**PROBLEM TO SOLVE:** Pictures do not belong in your copy. Repeat all the other data exactly.

**** RECORDS FOR THE EXERCISE ****

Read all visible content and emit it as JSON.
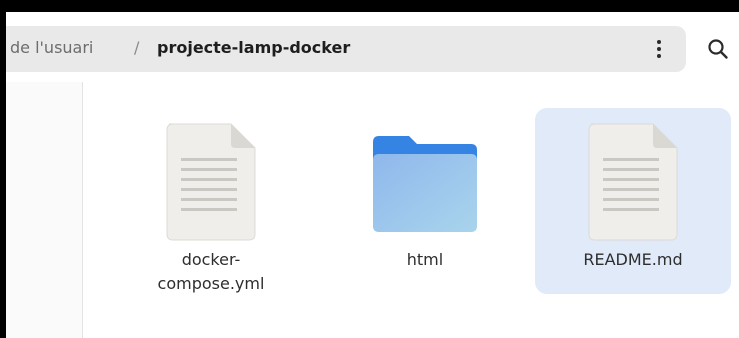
{
  "pathbar": {
    "parent": "de l'usuari",
    "separator": "/",
    "current": "projecte-lamp-docker"
  },
  "icons": {
    "menu": "vertical-dots-icon",
    "search": "search-icon",
    "file": "text-file-icon",
    "folder": "folder-icon"
  },
  "colors": {
    "selection": "#e1eaf9",
    "folder": "#3584e4"
  },
  "files": [
    {
      "label_line1": "docker-",
      "label_line2": "compose.yml",
      "type": "file"
    },
    {
      "label_line1": "html",
      "type": "folder"
    },
    {
      "label_line1": "README.md",
      "type": "file",
      "selected": true
    }
  ]
}
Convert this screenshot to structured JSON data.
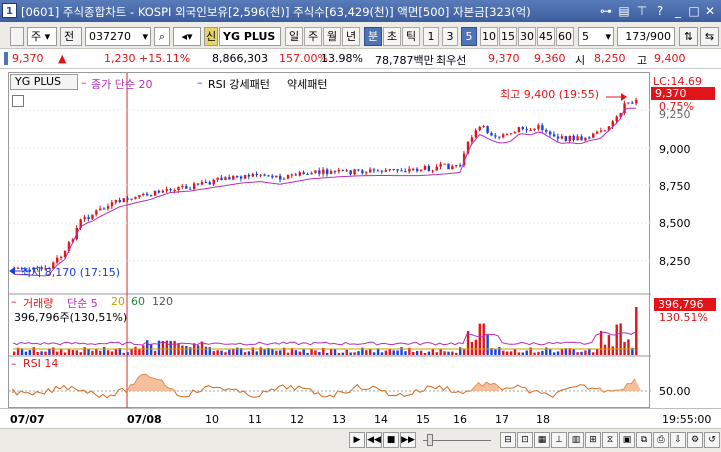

****

**ANSWER TO THIS TASK:**
Read all visible content and emit it as JSON.
{
  "pathbar": {
    "parent": "de l'usuari",
    "separator": "/",
    "current": "projecte-lamp-docker"
  },
  "icons": {
    "menu": "vertical-dots-icon",
    "search": "search-icon",
    "file": "text-file-icon",
    "folder": "folder-icon"
  },
  "colors": {
    "selection": "#e1eaf9",
    "folder": "#3584e4"
  },
  "files": [
    {
      "label_line1": "docker-",
      "label_line2": "compose.yml",
      "type": "file"
    },
    {
      "label_line1": "html",
      "type": "folder"
    },
    {
      "label_line1": "README.md",
      "type": "file",
      "selected": true
    }
  ]
}
Convert this screenshot to structured JSON data.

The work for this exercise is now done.